** begin Material supplied **

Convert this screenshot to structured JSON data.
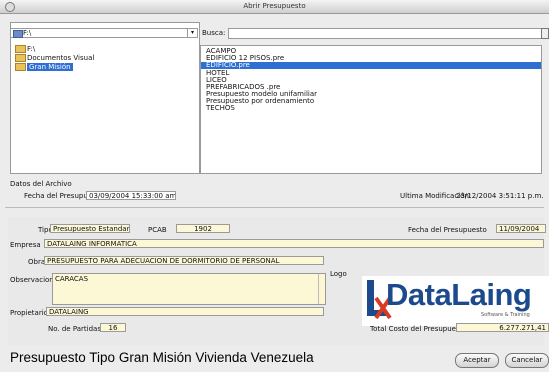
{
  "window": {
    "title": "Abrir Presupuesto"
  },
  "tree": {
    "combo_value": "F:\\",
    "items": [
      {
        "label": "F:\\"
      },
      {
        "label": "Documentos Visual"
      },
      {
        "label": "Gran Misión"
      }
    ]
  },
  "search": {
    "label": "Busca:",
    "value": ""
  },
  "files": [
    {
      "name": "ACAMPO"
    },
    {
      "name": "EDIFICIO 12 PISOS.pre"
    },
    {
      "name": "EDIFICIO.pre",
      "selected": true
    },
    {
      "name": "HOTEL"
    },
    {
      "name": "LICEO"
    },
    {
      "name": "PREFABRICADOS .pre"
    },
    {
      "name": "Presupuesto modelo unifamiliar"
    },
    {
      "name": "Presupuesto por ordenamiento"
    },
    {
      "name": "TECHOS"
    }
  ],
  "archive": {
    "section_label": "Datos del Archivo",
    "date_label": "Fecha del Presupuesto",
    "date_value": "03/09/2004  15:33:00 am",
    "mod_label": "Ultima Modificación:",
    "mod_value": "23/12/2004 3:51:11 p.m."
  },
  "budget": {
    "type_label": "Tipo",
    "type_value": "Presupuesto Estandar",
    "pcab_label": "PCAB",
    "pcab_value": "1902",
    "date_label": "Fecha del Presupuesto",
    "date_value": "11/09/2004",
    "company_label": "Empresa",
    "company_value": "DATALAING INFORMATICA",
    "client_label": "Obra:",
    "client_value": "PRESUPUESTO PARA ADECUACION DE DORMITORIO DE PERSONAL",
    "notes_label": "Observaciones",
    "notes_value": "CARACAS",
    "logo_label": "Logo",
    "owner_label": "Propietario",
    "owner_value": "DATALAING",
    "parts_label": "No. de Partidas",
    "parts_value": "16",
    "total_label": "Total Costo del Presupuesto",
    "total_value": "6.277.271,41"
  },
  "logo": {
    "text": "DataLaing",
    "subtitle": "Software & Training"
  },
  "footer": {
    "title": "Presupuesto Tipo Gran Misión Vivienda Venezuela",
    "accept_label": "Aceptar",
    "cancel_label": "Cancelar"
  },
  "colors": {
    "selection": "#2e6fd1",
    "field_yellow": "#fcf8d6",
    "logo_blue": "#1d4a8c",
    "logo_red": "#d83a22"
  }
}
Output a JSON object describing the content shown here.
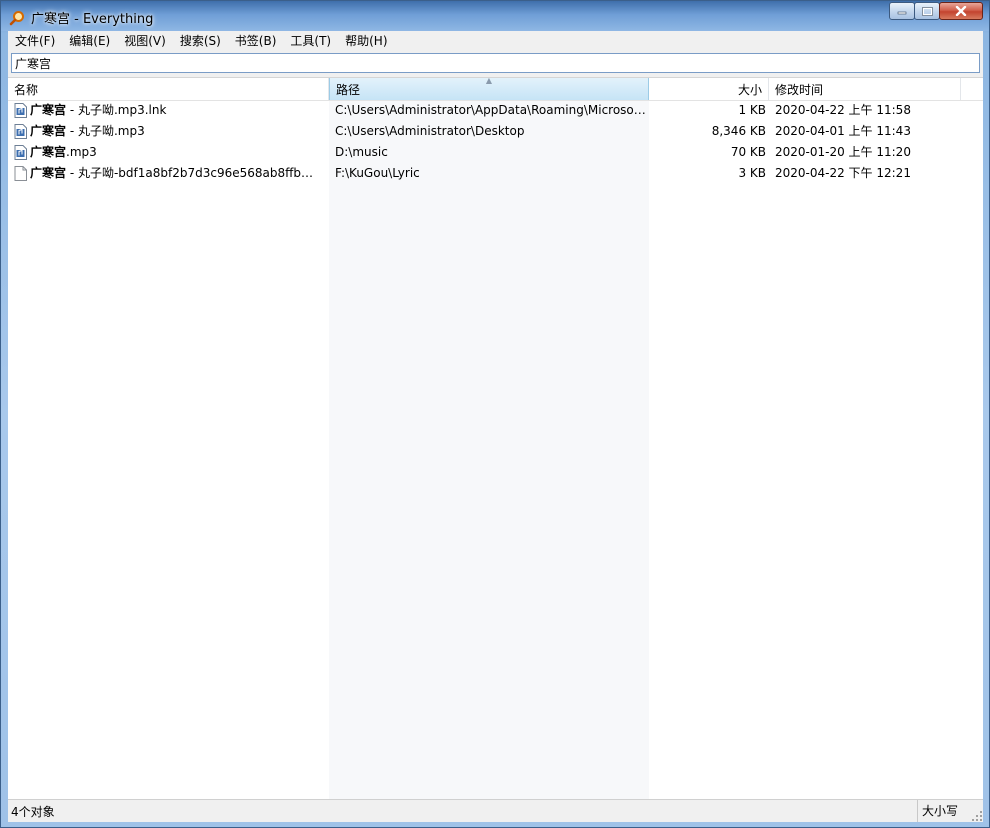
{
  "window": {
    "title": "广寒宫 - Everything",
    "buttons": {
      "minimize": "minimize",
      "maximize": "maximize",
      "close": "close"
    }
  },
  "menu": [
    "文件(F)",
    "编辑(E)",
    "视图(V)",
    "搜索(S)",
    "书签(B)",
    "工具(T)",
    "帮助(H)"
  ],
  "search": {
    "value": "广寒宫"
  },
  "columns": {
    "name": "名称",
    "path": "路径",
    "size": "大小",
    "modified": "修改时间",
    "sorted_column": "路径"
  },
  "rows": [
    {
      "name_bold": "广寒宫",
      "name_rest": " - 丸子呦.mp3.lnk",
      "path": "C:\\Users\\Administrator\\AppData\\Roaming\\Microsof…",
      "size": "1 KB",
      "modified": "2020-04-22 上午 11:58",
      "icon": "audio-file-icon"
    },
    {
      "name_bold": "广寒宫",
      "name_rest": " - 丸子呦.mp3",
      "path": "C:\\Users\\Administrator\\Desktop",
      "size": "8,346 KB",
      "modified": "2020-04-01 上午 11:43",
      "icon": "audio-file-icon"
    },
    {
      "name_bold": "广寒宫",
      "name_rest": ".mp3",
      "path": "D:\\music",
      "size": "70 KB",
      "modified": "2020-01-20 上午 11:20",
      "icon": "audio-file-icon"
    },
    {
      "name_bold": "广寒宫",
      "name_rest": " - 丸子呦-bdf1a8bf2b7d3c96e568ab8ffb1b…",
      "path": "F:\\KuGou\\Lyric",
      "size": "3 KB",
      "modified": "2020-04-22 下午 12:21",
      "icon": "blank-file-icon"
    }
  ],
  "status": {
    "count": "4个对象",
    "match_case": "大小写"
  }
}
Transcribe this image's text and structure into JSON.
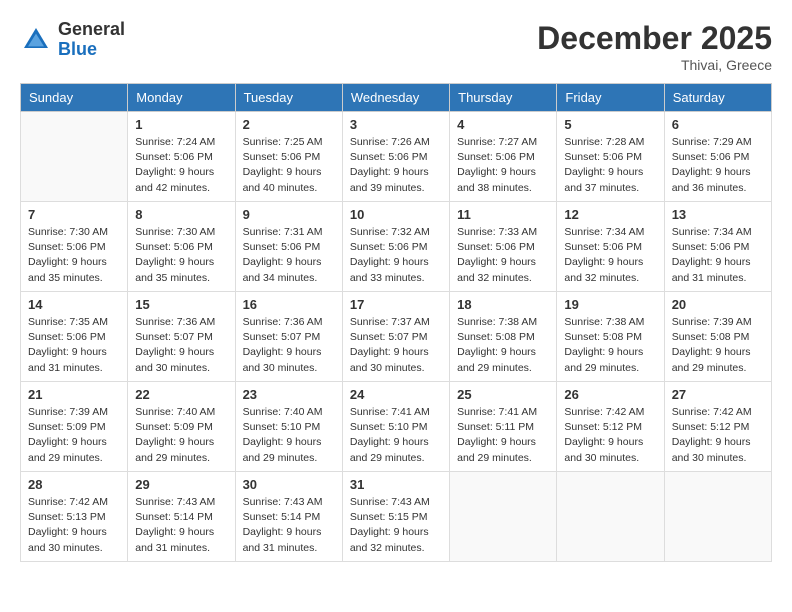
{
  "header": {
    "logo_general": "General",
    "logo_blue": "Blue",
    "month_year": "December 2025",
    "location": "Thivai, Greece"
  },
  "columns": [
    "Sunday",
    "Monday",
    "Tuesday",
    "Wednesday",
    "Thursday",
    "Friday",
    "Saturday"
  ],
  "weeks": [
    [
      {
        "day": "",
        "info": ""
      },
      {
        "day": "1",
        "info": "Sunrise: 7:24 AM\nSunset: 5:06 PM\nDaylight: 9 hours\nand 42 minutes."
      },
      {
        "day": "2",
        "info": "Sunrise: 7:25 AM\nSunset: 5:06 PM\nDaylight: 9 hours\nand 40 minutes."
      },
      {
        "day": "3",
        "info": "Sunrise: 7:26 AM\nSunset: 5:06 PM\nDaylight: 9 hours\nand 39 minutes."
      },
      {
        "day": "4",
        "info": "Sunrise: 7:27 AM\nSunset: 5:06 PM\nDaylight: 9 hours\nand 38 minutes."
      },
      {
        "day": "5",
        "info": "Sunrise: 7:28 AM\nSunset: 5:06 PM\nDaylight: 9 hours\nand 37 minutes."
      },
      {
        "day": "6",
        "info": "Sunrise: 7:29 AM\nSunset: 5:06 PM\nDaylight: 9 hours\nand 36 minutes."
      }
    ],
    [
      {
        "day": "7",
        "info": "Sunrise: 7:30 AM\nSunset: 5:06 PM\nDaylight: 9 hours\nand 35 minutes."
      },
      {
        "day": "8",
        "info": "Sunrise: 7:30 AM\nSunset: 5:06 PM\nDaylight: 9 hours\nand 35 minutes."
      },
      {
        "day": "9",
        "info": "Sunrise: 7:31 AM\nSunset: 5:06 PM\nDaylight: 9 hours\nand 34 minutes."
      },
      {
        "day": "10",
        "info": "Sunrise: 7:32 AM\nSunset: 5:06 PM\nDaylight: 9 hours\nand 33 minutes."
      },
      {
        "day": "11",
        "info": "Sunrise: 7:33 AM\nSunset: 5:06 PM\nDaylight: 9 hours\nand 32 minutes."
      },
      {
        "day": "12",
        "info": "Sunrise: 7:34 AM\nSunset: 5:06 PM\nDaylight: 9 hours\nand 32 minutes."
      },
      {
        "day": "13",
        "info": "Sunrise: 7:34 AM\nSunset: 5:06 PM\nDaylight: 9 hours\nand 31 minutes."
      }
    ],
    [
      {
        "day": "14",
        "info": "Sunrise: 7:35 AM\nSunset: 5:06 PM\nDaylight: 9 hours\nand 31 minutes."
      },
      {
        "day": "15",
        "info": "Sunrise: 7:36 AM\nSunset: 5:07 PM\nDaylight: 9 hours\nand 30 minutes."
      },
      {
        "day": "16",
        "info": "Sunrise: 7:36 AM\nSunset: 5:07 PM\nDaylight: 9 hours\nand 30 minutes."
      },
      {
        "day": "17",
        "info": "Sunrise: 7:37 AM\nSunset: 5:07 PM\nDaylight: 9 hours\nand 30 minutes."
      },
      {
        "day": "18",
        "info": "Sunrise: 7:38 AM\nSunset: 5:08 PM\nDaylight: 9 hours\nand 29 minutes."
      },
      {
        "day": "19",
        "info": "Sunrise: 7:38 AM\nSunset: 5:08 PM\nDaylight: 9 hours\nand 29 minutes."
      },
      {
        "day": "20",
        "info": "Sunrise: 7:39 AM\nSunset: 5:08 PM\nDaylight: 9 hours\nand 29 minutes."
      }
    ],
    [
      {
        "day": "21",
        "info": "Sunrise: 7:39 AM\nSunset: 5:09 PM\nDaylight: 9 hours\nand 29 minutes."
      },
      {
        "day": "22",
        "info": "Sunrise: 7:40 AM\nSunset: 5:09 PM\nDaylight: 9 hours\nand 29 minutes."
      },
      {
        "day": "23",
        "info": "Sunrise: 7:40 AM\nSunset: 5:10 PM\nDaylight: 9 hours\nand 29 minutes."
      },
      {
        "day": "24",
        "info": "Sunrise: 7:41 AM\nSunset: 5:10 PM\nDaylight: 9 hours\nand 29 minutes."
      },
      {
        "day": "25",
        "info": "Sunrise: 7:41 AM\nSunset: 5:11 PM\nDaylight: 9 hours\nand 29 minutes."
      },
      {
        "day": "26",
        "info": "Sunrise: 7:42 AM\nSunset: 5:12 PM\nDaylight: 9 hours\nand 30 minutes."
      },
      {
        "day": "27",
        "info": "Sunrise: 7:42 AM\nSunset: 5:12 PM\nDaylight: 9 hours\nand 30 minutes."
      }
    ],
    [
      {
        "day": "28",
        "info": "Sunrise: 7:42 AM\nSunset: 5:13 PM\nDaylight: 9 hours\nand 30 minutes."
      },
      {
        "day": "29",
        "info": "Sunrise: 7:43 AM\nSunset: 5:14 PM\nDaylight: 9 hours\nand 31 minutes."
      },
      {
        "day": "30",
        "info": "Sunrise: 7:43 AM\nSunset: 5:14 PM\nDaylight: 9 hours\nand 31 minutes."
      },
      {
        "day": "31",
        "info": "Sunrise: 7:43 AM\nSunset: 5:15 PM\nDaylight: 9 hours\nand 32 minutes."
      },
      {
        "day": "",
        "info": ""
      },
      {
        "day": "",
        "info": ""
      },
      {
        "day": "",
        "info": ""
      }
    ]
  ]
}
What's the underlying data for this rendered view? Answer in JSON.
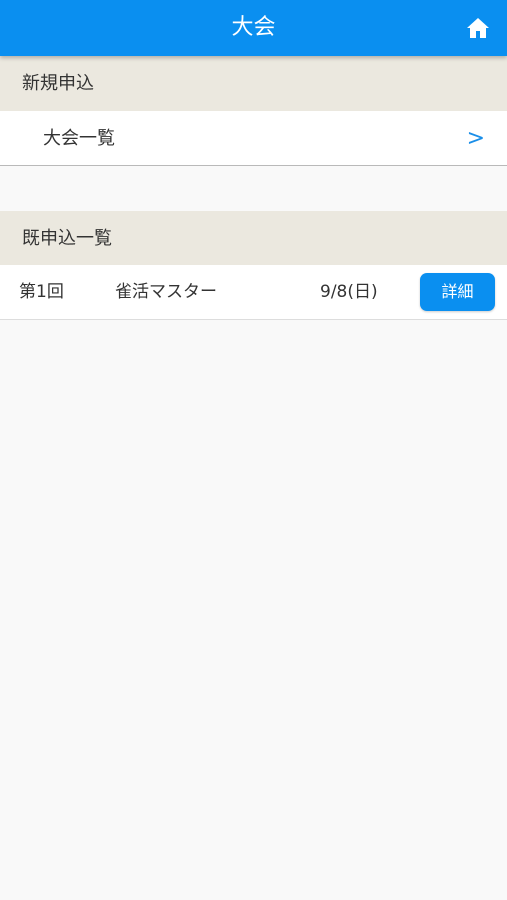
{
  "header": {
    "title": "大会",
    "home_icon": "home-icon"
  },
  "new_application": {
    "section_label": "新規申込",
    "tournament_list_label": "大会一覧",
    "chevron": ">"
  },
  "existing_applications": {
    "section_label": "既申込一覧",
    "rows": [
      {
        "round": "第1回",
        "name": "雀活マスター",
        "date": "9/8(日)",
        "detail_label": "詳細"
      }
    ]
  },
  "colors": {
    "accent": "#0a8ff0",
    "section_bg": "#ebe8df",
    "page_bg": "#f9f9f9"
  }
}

** end Material supplied **

= What the task requires =
All lines holding the word "EDIFICIO" should be picked out and copied.

= Worked solution =
      "name": "EDIFICIO 12 PISOS.pre"
      "name": "EDIFICIO.pre",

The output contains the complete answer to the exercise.